====== Material ======

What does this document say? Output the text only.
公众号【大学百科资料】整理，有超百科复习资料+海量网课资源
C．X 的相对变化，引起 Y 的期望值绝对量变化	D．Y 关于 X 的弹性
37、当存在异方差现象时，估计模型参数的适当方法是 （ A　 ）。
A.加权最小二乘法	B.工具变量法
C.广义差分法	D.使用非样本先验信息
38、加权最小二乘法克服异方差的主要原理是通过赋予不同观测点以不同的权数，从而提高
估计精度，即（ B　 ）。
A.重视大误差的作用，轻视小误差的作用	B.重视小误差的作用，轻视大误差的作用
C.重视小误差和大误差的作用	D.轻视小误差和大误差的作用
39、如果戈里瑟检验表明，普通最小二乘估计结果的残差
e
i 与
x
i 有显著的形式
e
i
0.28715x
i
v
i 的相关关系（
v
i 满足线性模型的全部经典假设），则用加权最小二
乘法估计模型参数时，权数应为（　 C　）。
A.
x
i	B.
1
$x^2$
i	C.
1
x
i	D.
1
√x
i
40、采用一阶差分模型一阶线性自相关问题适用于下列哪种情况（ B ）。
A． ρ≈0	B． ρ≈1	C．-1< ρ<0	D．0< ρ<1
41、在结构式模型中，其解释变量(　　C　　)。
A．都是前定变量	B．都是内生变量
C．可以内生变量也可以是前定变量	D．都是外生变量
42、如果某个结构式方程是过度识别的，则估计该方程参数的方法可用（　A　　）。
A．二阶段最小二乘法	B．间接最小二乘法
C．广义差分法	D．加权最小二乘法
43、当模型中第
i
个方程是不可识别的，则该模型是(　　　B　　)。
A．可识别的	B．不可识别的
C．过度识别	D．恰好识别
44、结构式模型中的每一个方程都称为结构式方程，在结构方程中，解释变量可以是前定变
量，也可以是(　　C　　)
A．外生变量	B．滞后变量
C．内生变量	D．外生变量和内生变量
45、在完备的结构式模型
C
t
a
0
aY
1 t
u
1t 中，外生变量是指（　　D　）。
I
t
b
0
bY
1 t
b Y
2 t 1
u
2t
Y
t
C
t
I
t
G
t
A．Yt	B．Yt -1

======

▶ [Work to complete] Output all preceding records character for character.

▶ [Output below]
What does this document say? Output the text only.
公众号【大学百科资料】整理，有超百科复习资料+海量网课资源
C．X 的相对变化，引起 Y 的期望值绝对量变化	D．Y 关于 X 的弹性
37、当存在异方差现象时，估计模型参数的适当方法是 （ A　 ）。
A.加权最小二乘法	B.工具变量法
C.广义差分法	D.使用非样本先验信息
38、加权最小二乘法克服异方差的主要原理是通过赋予不同观测点以不同的权数，从而提高
估计精度，即（ B　 ）。
A.重视大误差的作用，轻视小误差的作用	B.重视小误差的作用，轻视大误差的作用
C.重视小误差和大误差的作用	D.轻视小误差和大误差的作用
39、如果戈里瑟检验表明，普通最小二乘估计结果的残差
e
i 与
x
i 有显著的形式
e
i
0.28715x
i
v
i 的相关关系（
v
i 满足线性模型的全部经典假设），则用加权最小二
乘法估计模型参数时，权数应为（　 C　）。
A.
x
i	B.
1
$x^2$
i	C.
1
x
i	D.
1
√x
i
40、采用一阶差分模型一阶线性自相关问题适用于下列哪种情况（ B ）。
A． ρ≈0	B． ρ≈1	C．-1< ρ<0	D．0< ρ<1
41、在结构式模型中，其解释变量(　　C　　)。
A．都是前定变量	B．都是内生变量
C．可以内生变量也可以是前定变量	D．都是外生变量
42、如果某个结构式方程是过度识别的，则估计该方程参数的方法可用（　A　　）。
A．二阶段最小二乘法	B．间接最小二乘法
C．广义差分法	D．加权最小二乘法
43、当模型中第
i
个方程是不可识别的，则该模型是(　　　B　　)。
A．可识别的	B．不可识别的
C．过度识别	D．恰好识别
44、结构式模型中的每一个方程都称为结构式方程，在结构方程中，解释变量可以是前定变
量，也可以是(　　C　　)
A．外生变量	B．滞后变量
C．内生变量	D．外生变量和内生变量
45、在完备的结构式模型
C
t
a
0
aY
1 t
u
1t 中，外生变量是指（　　D　）。
I
t
b
0
bY
1 t
b Y
2 t 1
u
2t
Y
t
C
t
I
t
G
t
A．Yt	B．Yt -1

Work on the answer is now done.